Data taken from a collection
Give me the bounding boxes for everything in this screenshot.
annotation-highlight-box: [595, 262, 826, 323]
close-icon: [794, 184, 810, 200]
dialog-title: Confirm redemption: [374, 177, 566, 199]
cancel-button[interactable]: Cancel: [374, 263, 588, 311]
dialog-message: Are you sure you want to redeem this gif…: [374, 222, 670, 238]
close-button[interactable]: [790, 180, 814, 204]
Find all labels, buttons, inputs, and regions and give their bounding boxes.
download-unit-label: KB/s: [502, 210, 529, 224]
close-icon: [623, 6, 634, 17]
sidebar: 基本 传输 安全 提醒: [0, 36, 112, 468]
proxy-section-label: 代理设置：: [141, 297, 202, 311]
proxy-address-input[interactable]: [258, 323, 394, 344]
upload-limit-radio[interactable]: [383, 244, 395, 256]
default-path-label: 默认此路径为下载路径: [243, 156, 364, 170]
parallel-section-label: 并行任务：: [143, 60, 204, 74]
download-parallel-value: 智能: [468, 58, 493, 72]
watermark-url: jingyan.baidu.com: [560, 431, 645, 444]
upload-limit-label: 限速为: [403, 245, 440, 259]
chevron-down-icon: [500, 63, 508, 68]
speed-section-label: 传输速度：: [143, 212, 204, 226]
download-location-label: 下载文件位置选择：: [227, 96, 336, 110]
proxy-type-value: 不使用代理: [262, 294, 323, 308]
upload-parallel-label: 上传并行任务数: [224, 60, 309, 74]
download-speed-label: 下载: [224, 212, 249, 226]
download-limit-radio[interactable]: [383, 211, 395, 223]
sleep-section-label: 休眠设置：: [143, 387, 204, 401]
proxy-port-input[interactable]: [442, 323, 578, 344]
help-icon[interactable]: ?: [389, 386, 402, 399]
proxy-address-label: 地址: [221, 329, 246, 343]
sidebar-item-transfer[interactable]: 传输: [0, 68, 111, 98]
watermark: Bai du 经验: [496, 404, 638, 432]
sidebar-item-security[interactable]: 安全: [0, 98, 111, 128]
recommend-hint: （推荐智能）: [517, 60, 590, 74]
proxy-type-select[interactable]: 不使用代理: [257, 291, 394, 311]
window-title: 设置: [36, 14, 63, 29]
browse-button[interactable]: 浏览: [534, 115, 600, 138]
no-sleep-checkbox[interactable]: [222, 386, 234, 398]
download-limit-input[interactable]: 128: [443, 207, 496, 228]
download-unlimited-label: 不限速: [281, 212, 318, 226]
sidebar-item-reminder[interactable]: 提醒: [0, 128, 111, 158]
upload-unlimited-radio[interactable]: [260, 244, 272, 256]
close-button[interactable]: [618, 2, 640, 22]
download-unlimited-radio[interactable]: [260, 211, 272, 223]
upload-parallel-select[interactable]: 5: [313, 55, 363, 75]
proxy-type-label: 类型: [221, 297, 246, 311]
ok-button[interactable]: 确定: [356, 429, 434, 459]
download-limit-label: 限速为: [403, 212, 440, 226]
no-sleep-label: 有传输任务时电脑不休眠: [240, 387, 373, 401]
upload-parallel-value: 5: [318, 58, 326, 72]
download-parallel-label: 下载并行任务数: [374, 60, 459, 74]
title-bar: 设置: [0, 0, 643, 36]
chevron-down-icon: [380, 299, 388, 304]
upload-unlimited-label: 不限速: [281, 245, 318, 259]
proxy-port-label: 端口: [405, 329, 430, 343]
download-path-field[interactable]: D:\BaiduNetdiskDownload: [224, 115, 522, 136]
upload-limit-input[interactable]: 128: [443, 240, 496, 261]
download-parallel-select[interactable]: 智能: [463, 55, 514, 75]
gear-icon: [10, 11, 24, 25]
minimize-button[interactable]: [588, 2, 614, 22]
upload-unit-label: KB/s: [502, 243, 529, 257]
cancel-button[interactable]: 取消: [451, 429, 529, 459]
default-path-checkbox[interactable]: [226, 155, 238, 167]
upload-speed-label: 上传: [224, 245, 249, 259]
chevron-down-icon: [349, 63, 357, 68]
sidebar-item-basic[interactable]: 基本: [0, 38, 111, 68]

Your goal => Convert every line of the data above into a Markdown table with two columns, Row and Line. Number the rows in order and leave out any blank lines.

Written solution =>
| Row | Line |
|---|---|
| 1 | Give me the bounding boxes for everything in this screenshot. |
| 2 | annotation-highlight-box: [595, 262, 826, 323] |
| 3 | close-icon: [794, 184, 810, 200] |
| 4 | dialog-title: Confirm redemption: [374, 177, 566, 199] |
| 5 | cancel-button[interactable]: Cancel: [374, 263, 588, 311] |
| 6 | dialog-message: Are you sure you want to redeem this gif…: [374, 222, 670, 238] |
| 7 | close-button[interactable]: [790, 180, 814, 204] |
| 8 | Find all labels, buttons, inputs, and regions and give their bounding boxes. |
| 9 | download-unit-label: KB/s: [502, 210, 529, 224] |
| 10 | close-icon: [623, 6, 634, 17] |
| 11 | sidebar: 基本 传输 安全 提醒: [0, 36, 112, 468] |
| 12 | proxy-section-label: 代理设置：: [141, 297, 202, 311] |
| 13 | proxy-address-input[interactable]: [258, 323, 394, 344] |
| 14 | upload-limit-radio[interactable]: [383, 244, 395, 256] |
| 15 | default-path-label: 默认此路径为下载路径: [243, 156, 364, 170] |
| 16 | parallel-section-label: 并行任务：: [143, 60, 204, 74] |
| 17 | download-parallel-value: 智能: [468, 58, 493, 72] |
| 18 | watermark-url: jingyan.baidu.com: [560, 431, 645, 444] |
| 19 | upload-limit-label: 限速为: [403, 245, 440, 259] |
| 20 | chevron-down-icon: [500, 63, 508, 68] |
| 21 | speed-section-label: 传输速度：: [143, 212, 204, 226] |
| 22 | download-location-label: 下载文件位置选择：: [227, 96, 336, 110] |
| 23 | proxy-type-value: 不使用代理: [262, 294, 323, 308] |
| 24 | upload-parallel-label: 上传并行任务数: [224, 60, 309, 74] |
| 25 | download-speed-label: 下载: [224, 212, 249, 226] |
| 26 | download-limit-radio[interactable]: [383, 211, 395, 223] |
| 27 | sleep-section-label: 休眠设置：: [143, 387, 204, 401] |
| 28 | proxy-port-input[interactable]: [442, 323, 578, 344] |
| 29 | help-icon[interactable]: ?: [389, 386, 402, 399] |
| 30 | proxy-address-label: 地址: [221, 329, 246, 343] |
| 31 | sidebar-item-transfer[interactable]: 传输: [0, 68, 111, 98] |
| 32 | watermark: Bai du 经验: [496, 404, 638, 432] |
| 33 | sidebar-item-security[interactable]: 安全: [0, 98, 111, 128] |
| 34 | recommend-hint: （推荐智能）: [517, 60, 590, 74] |
| 35 | proxy-type-select[interactable]: 不使用代理: [257, 291, 394, 311] |
| 36 | window-title: 设置: [36, 14, 63, 29] |
| 37 | browse-button[interactable]: 浏览: [534, 115, 600, 138] |
| 38 | no-sleep-checkbox[interactable]: [222, 386, 234, 398] |
| 39 | download-limit-input[interactable]: 128: [443, 207, 496, 228] |
| 40 | download-unlimited-label: 不限速: [281, 212, 318, 226] |
| 41 | sidebar-item-reminder[interactable]: 提醒: [0, 128, 111, 158] |
| 42 | upload-unlimited-radio[interactable]: [260, 244, 272, 256] |
| 43 | close-button[interactable]: [618, 2, 640, 22] |
| 44 | download-unlimited-radio[interactable]: [260, 211, 272, 223] |
| 45 | upload-parallel-select[interactable]: 5: [313, 55, 363, 75] |
| 46 | proxy-type-label: 类型: [221, 297, 246, 311] |
| 47 | ok-button[interactable]: 确定: [356, 429, 434, 459] |
| 48 | download-limit-label: 限速为: [403, 212, 440, 226] |
| 49 | no-sleep-label: 有传输任务时电脑不休眠: [240, 387, 373, 401] |
| 50 | upload-parallel-value: 5: [318, 58, 326, 72] |
| 51 | download-parallel-label: 下载并行任务数: [374, 60, 459, 74] |
| 52 | title-bar: 设置: [0, 0, 643, 36] |
| 53 | chevron-down-icon: [380, 299, 388, 304] |
| 54 | upload-unlimited-label: 不限速: [281, 245, 318, 259] |
| 55 | proxy-port-label: 端口: [405, 329, 430, 343] |
| 56 | download-path-field[interactable]: D:\BaiduNetdiskDownload: [224, 115, 522, 136] |
| 57 | upload-limit-input[interactable]: 128: [443, 240, 496, 261] |
| 58 | download-parallel-select[interactable]: 智能: [463, 55, 514, 75] |
| 59 | gear-icon: [10, 11, 24, 25] |
| 60 | minimize-button[interactable]: [588, 2, 614, 22] |
| 61 | upload-unit-label: KB/s: [502, 243, 529, 257] |
| 62 | cancel-button[interactable]: 取消: [451, 429, 529, 459] |
| 63 | default-path-checkbox[interactable]: [226, 155, 238, 167] |
| 64 | upload-speed-label: 上传: [224, 245, 249, 259] |
| 65 | chevron-down-icon: [349, 63, 357, 68] |
| 66 | sidebar-item-basic[interactable]: 基本: [0, 38, 111, 68] |